Direction:
Each entry below is to be duplicated verbatim.

Input rows:
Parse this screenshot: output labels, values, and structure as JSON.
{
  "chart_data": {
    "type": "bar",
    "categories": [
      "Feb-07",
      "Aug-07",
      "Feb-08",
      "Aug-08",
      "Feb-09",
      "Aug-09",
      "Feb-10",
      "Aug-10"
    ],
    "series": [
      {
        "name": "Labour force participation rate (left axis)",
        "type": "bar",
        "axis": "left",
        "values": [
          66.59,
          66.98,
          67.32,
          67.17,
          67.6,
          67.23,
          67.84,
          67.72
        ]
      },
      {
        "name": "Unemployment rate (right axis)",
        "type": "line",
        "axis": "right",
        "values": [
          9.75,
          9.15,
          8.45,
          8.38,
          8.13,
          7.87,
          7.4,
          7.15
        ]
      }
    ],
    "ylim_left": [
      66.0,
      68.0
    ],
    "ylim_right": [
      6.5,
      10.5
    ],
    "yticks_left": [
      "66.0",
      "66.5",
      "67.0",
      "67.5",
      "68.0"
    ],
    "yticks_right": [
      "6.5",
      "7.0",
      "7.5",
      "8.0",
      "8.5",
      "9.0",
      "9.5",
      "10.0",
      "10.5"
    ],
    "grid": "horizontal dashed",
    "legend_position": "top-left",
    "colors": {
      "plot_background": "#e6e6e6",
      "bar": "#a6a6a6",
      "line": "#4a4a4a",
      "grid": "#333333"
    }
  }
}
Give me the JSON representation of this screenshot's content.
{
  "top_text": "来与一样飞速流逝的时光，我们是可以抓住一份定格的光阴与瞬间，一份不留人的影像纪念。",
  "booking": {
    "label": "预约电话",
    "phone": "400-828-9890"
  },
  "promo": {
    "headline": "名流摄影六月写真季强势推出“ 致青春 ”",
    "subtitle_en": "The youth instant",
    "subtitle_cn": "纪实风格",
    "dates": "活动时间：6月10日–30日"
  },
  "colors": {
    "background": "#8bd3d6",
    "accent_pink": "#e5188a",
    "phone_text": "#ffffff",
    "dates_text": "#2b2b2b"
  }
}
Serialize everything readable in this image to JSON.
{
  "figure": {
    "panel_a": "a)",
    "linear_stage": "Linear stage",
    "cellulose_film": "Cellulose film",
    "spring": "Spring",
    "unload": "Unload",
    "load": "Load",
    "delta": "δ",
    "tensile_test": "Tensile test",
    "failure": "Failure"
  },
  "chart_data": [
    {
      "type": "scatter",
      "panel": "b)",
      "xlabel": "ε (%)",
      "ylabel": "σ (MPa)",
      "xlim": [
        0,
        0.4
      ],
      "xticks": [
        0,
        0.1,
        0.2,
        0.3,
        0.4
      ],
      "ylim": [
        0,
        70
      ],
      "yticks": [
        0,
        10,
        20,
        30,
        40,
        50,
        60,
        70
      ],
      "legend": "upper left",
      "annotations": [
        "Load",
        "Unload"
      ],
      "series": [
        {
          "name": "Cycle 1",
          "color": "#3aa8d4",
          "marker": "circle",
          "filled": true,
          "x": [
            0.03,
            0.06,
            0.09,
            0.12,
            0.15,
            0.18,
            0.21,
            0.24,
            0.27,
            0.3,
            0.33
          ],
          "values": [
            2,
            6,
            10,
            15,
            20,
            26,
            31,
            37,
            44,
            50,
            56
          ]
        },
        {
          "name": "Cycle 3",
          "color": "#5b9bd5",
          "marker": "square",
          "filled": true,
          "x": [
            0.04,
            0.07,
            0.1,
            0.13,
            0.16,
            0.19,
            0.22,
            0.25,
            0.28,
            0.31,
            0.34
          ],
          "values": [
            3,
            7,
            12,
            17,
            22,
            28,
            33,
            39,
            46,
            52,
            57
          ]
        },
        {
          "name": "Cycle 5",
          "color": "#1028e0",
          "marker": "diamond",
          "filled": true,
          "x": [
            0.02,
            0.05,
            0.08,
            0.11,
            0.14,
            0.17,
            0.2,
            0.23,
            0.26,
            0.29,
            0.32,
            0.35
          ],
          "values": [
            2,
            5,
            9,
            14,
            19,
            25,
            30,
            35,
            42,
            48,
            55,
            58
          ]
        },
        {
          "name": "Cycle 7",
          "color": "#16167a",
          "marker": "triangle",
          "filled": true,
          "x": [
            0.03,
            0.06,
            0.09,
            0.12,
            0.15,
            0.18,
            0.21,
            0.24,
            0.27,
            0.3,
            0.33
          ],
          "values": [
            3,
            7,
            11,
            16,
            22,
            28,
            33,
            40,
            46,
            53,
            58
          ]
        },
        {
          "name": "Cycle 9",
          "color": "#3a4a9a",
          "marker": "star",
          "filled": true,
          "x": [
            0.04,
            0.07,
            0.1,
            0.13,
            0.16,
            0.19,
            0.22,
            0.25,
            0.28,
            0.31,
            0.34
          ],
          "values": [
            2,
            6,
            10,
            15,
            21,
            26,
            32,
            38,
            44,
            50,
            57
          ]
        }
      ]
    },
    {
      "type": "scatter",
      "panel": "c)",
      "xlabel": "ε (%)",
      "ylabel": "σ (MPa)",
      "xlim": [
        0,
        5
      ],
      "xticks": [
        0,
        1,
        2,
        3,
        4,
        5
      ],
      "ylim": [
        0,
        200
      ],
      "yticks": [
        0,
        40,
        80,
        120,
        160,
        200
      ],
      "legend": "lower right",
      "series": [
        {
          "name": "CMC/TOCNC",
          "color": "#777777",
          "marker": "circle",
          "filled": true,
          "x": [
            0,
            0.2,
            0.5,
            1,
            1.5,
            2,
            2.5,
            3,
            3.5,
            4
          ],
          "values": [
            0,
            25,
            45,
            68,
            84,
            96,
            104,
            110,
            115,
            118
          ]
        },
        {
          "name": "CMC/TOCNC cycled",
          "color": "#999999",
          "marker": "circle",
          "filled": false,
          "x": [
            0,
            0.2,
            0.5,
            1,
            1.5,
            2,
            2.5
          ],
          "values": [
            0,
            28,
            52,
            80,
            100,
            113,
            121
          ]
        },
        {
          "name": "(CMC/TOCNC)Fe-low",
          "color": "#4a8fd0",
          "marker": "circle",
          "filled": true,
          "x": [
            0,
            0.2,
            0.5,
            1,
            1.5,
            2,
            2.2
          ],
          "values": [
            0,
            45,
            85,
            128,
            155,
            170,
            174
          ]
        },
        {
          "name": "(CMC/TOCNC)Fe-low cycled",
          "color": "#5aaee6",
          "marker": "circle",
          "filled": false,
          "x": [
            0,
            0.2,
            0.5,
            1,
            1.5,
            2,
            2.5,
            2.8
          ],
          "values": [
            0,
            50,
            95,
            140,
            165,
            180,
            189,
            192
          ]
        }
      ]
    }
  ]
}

Answer in full:
Parse this screenshot: output labels, values, and structure as JSON.
{
  "chart_data": {
    "type": "bar",
    "categories": [
      "Feb-07",
      "Aug-07",
      "Feb-08",
      "Aug-08",
      "Feb-09",
      "Aug-09",
      "Feb-10",
      "Aug-10"
    ],
    "series": [
      {
        "name": "Labour force participation rate (left axis)",
        "type": "bar",
        "axis": "left",
        "values": [
          66.59,
          66.98,
          67.32,
          67.17,
          67.6,
          67.23,
          67.84,
          67.72
        ]
      },
      {
        "name": "Unemployment rate (right axis)",
        "type": "line",
        "axis": "right",
        "values": [
          9.75,
          9.15,
          8.45,
          8.38,
          8.13,
          7.87,
          7.4,
          7.15
        ]
      }
    ],
    "ylim_left": [
      66.0,
      68.0
    ],
    "ylim_right": [
      6.5,
      10.5
    ],
    "yticks_left": [
      "66.0",
      "66.5",
      "67.0",
      "67.5",
      "68.0"
    ],
    "yticks_right": [
      "6.5",
      "7.0",
      "7.5",
      "8.0",
      "8.5",
      "9.0",
      "9.5",
      "10.0",
      "10.5"
    ],
    "grid": "horizontal dashed",
    "legend_position": "top-left",
    "colors": {
      "plot_background": "#e6e6e6",
      "bar": "#a6a6a6",
      "line": "#4a4a4a",
      "grid": "#333333"
    }
  }
}
Give me the JSON representation of this screenshot's content.
{
  "top_text": "来与一样飞速流逝的时光，我们是可以抓住一份定格的光阴与瞬间，一份不留人的影像纪念。",
  "booking": {
    "label": "预约电话",
    "phone": "400-828-9890"
  },
  "promo": {
    "headline": "名流摄影六月写真季强势推出“ 致青春 ”",
    "subtitle_en": "The youth instant",
    "subtitle_cn": "纪实风格",
    "dates": "活动时间：6月10日–30日"
  },
  "colors": {
    "background": "#8bd3d6",
    "accent_pink": "#e5188a",
    "phone_text": "#ffffff",
    "dates_text": "#2b2b2b"
  }
}
Serialize everything readable in this image to JSON.
{
  "figure": {
    "panel_a": "a)",
    "linear_stage": "Linear stage",
    "cellulose_film": "Cellulose film",
    "spring": "Spring",
    "unload": "Unload",
    "load": "Load",
    "delta": "δ",
    "tensile_test": "Tensile test",
    "failure": "Failure"
  },
  "chart_data": [
    {
      "type": "scatter",
      "panel": "b)",
      "xlabel": "ε (%)",
      "ylabel": "σ (MPa)",
      "xlim": [
        0,
        0.4
      ],
      "xticks": [
        0,
        0.1,
        0.2,
        0.3,
        0.4
      ],
      "ylim": [
        0,
        70
      ],
      "yticks": [
        0,
        10,
        20,
        30,
        40,
        50,
        60,
        70
      ],
      "legend": "upper left",
      "annotations": [
        "Load",
        "Unload"
      ],
      "series": [
        {
          "name": "Cycle 1",
          "color": "#3aa8d4",
          "marker": "circle",
          "filled": true,
          "x": [
            0.03,
            0.06,
            0.09,
            0.12,
            0.15,
            0.18,
            0.21,
            0.24,
            0.27,
            0.3,
            0.33
          ],
          "values": [
            2,
            6,
            10,
            15,
            20,
            26,
            31,
            37,
            44,
            50,
            56
          ]
        },
        {
          "name": "Cycle 3",
          "color": "#5b9bd5",
          "marker": "square",
          "filled": true,
          "x": [
            0.04,
            0.07,
            0.1,
            0.13,
            0.16,
            0.19,
            0.22,
            0.25,
            0.28,
            0.31,
            0.34
          ],
          "values": [
            3,
            7,
            12,
            17,
            22,
            28,
            33,
            39,
            46,
            52,
            57
          ]
        },
        {
          "name": "Cycle 5",
          "color": "#1028e0",
          "marker": "diamond",
          "filled": true,
          "x": [
            0.02,
            0.05,
            0.08,
            0.11,
            0.14,
            0.17,
            0.2,
            0.23,
            0.26,
            0.29,
            0.32,
            0.35
          ],
          "values": [
            2,
            5,
            9,
            14,
            19,
            25,
            30,
            35,
            42,
            48,
            55,
            58
          ]
        },
        {
          "name": "Cycle 7",
          "color": "#16167a",
          "marker": "triangle",
          "filled": true,
          "x": [
            0.03,
            0.06,
            0.09,
            0.12,
            0.15,
            0.18,
            0.21,
            0.24,
            0.27,
            0.3,
            0.33
          ],
          "values": [
            3,
            7,
            11,
            16,
            22,
            28,
            33,
            40,
            46,
            53,
            58
          ]
        },
        {
          "name": "Cycle 9",
          "color": "#3a4a9a",
          "marker": "star",
          "filled": true,
          "x": [
            0.04,
            0.07,
            0.1,
            0.13,
            0.16,
            0.19,
            0.22,
            0.25,
            0.28,
            0.31,
            0.34
          ],
          "values": [
            2,
            6,
            10,
            15,
            21,
            26,
            32,
            38,
            44,
            50,
            57
          ]
        }
      ]
    },
    {
      "type": "scatter",
      "panel": "c)",
      "xlabel": "ε (%)",
      "ylabel": "σ (MPa)",
      "xlim": [
        0,
        5
      ],
      "xticks": [
        0,
        1,
        2,
        3,
        4,
        5
      ],
      "ylim": [
        0,
        200
      ],
      "yticks": [
        0,
        40,
        80,
        120,
        160,
        200
      ],
      "legend": "lower right",
      "series": [
        {
          "name": "CMC/TOCNC",
          "color": "#777777",
          "marker": "circle",
          "filled": true,
          "x": [
            0,
            0.2,
            0.5,
            1,
            1.5,
            2,
            2.5,
            3,
            3.5,
            4
          ],
          "values": [
            0,
            25,
            45,
            68,
            84,
            96,
            104,
            110,
            115,
            118
          ]
        },
        {
          "name": "CMC/TOCNC cycled",
          "color": "#999999",
          "marker": "circle",
          "filled": false,
          "x": [
            0,
            0.2,
            0.5,
            1,
            1.5,
            2,
            2.5
          ],
          "values": [
            0,
            28,
            52,
            80,
            100,
            113,
            121
          ]
        },
        {
          "name": "(CMC/TOCNC)Fe-low",
          "color": "#4a8fd0",
          "marker": "circle",
          "filled": true,
          "x": [
            0,
            0.2,
            0.5,
            1,
            1.5,
            2,
            2.2
          ],
          "values": [
            0,
            45,
            85,
            128,
            155,
            170,
            174
          ]
        },
        {
          "name": "(CMC/TOCNC)Fe-low cycled",
          "color": "#5aaee6",
          "marker": "circle",
          "filled": false,
          "x": [
            0,
            0.2,
            0.5,
            1,
            1.5,
            2,
            2.5,
            2.8
          ],
          "values": [
            0,
            50,
            95,
            140,
            165,
            180,
            189,
            192
          ]
        }
      ]
    }
  ]
}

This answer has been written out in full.